── AVAILABLE RECORDS ──

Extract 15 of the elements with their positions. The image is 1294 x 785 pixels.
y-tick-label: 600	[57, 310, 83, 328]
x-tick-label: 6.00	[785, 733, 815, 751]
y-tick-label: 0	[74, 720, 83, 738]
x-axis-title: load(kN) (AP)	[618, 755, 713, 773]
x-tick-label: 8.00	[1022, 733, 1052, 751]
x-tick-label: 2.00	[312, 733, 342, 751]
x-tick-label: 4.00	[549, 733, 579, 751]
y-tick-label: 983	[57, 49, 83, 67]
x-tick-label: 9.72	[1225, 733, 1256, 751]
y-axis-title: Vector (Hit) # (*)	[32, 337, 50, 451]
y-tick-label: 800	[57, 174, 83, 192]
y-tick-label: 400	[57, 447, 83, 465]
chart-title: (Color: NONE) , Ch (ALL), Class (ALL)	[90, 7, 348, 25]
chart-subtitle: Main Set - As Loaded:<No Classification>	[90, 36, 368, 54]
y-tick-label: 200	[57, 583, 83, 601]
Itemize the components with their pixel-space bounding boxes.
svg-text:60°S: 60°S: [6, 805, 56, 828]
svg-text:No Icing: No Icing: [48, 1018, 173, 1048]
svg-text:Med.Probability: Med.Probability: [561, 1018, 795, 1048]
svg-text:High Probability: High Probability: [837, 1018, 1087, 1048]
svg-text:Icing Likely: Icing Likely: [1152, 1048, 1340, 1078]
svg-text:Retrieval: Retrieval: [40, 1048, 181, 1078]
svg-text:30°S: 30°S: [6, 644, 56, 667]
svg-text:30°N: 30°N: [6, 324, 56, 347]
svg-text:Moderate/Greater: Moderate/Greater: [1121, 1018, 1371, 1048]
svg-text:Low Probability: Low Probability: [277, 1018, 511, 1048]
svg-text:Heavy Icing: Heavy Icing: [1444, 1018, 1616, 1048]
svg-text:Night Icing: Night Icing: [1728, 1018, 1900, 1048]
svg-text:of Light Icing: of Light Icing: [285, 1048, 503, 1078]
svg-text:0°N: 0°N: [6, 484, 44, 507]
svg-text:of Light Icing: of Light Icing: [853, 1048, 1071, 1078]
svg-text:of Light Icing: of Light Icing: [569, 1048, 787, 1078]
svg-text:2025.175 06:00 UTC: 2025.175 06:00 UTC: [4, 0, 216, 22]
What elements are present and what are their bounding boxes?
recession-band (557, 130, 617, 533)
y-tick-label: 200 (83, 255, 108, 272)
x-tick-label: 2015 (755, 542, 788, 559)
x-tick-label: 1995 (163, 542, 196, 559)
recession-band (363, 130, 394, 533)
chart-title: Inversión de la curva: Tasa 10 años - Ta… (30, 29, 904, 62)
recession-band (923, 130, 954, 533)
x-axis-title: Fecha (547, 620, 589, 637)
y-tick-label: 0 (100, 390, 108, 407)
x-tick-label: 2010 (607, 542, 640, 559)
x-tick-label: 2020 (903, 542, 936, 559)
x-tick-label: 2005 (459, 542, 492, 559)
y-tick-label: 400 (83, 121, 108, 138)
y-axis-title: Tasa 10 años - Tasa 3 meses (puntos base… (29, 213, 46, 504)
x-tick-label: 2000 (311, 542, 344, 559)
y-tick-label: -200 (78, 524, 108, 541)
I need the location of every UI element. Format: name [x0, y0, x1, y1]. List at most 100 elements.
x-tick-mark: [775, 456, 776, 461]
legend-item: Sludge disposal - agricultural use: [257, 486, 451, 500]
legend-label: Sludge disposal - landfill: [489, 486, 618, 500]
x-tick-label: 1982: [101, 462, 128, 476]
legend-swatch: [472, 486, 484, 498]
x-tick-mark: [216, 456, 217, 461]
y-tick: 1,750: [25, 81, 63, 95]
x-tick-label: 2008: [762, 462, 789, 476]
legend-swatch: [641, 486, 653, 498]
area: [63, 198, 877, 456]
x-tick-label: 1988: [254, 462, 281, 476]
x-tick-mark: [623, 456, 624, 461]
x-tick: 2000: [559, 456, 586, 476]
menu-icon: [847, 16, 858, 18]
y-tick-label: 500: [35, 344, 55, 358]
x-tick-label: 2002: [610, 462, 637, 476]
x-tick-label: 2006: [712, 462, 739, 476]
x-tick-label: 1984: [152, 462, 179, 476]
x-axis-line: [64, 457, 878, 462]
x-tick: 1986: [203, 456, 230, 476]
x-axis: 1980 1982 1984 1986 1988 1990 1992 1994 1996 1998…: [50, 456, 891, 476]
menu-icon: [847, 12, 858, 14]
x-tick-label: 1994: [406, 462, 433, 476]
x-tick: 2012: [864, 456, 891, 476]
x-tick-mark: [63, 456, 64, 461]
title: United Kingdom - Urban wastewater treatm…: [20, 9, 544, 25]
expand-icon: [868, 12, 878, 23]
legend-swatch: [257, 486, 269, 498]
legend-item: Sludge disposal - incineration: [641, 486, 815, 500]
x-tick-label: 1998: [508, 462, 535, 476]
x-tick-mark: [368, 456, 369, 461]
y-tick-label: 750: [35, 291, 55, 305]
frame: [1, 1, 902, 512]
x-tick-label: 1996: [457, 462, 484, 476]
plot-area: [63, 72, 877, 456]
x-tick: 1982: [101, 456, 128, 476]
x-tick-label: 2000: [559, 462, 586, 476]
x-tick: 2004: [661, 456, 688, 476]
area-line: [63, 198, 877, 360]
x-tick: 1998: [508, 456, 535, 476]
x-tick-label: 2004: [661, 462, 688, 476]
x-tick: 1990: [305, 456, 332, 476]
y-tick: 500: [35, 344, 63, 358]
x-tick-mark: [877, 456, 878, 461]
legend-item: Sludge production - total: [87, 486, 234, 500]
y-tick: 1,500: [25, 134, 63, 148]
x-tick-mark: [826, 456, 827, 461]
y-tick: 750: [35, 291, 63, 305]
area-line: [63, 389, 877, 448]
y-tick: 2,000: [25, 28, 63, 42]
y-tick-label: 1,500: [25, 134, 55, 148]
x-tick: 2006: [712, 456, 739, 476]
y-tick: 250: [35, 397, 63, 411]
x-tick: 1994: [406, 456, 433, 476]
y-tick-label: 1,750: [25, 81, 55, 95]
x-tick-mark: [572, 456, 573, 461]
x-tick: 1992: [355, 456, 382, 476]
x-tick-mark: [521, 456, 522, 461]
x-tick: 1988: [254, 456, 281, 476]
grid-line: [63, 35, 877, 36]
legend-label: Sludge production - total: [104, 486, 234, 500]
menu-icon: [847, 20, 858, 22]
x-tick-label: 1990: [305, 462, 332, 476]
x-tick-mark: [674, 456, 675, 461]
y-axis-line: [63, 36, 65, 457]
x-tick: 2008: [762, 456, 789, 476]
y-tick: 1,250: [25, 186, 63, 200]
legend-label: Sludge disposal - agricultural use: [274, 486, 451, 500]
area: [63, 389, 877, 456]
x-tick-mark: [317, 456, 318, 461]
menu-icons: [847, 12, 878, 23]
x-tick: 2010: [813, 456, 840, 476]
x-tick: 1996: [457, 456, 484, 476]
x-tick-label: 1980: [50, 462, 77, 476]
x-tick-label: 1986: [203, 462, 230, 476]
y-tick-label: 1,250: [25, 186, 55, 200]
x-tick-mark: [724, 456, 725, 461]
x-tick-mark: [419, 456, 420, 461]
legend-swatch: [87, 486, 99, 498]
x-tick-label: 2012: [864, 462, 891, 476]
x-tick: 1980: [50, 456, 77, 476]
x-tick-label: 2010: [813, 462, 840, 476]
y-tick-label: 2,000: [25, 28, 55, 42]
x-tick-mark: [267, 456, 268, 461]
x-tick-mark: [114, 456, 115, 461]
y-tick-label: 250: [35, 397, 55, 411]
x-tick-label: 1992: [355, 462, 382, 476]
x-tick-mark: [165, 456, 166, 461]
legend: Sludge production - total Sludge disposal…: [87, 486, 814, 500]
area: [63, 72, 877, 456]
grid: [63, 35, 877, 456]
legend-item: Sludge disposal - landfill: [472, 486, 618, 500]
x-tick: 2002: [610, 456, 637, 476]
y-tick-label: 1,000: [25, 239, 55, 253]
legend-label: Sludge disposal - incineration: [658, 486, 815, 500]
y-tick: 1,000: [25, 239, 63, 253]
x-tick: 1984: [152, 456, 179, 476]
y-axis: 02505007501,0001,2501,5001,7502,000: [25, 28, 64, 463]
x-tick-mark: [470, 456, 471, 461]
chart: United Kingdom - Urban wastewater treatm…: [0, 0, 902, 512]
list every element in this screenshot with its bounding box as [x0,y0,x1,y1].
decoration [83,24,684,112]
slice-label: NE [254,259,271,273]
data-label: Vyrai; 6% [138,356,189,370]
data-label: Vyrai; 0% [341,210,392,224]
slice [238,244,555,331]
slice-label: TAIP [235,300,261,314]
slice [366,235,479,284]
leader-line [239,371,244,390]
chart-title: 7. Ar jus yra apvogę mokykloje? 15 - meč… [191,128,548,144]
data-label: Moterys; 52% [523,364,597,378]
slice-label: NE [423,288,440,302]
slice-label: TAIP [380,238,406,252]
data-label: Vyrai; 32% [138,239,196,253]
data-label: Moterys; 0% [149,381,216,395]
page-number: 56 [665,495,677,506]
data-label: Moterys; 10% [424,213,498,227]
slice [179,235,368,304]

───

STATED GOAL: Please write out everything from the start of the material down to the line containing "y-tick-label: 0 (100, 390, 108, 407)", with both ends included.

ANSWER TO THE EXERCISE:
Extract 15 of the elements with their positions. The image is 1294 x 785 pixels.
y-tick-label: 600	[57, 310, 83, 328]
x-tick-label: 6.00	[785, 733, 815, 751]
y-tick-label: 0	[74, 720, 83, 738]
x-axis-title: load(kN) (AP)	[618, 755, 713, 773]
x-tick-label: 8.00	[1022, 733, 1052, 751]
x-tick-label: 2.00	[312, 733, 342, 751]
x-tick-label: 4.00	[549, 733, 579, 751]
y-tick-label: 983	[57, 49, 83, 67]
x-tick-label: 9.72	[1225, 733, 1256, 751]
y-axis-title: Vector (Hit) # (*)	[32, 337, 50, 451]
y-tick-label: 800	[57, 174, 83, 192]
y-tick-label: 400	[57, 447, 83, 465]
chart-title: (Color: NONE) , Ch (ALL), Class (ALL)	[90, 7, 348, 25]
chart-subtitle: Main Set - As Loaded:<No Classification>	[90, 36, 368, 54]
y-tick-label: 200	[57, 583, 83, 601]
Itemize the components with their pixel-space bounding boxes.
svg-text:60°S: 60°S: [6, 805, 56, 828]
svg-text:No Icing: No Icing: [48, 1018, 173, 1048]
svg-text:Med.Probability: Med.Probability: [561, 1018, 795, 1048]
svg-text:High Probability: High Probability: [837, 1018, 1087, 1048]
svg-text:Icing Likely: Icing Likely: [1152, 1048, 1340, 1078]
svg-text:Retrieval: Retrieval: [40, 1048, 181, 1078]
svg-text:30°S: 30°S: [6, 644, 56, 667]
svg-text:30°N: 30°N: [6, 324, 56, 347]
svg-text:Moderate/Greater: Moderate/Greater: [1121, 1018, 1371, 1048]
svg-text:Low Probability: Low Probability: [277, 1018, 511, 1048]
svg-text:Heavy Icing: Heavy Icing: [1444, 1018, 1616, 1048]
svg-text:Night Icing: Night Icing: [1728, 1018, 1900, 1048]
svg-text:of Light Icing: of Light Icing: [285, 1048, 503, 1078]
svg-text:0°N: 0°N: [6, 484, 44, 507]
svg-text:of Light Icing: of Light Icing: [853, 1048, 1071, 1078]
svg-text:of Light Icing: of Light Icing: [569, 1048, 787, 1078]
svg-text:2025.175 06:00 UTC: 2025.175 06:00 UTC: [4, 0, 216, 22]
What elements are present and what are their bounding boxes?
recession-band (557, 130, 617, 533)
y-tick-label: 200 (83, 255, 108, 272)
x-tick-label: 2015 (755, 542, 788, 559)
x-tick-label: 1995 (163, 542, 196, 559)
recession-band (363, 130, 394, 533)
chart-title: Inversión de la curva: Tasa 10 años - Ta… (30, 29, 904, 62)
recession-band (923, 130, 954, 533)
x-axis-title: Fecha (547, 620, 589, 637)
y-tick-label: 0 (100, 390, 108, 407)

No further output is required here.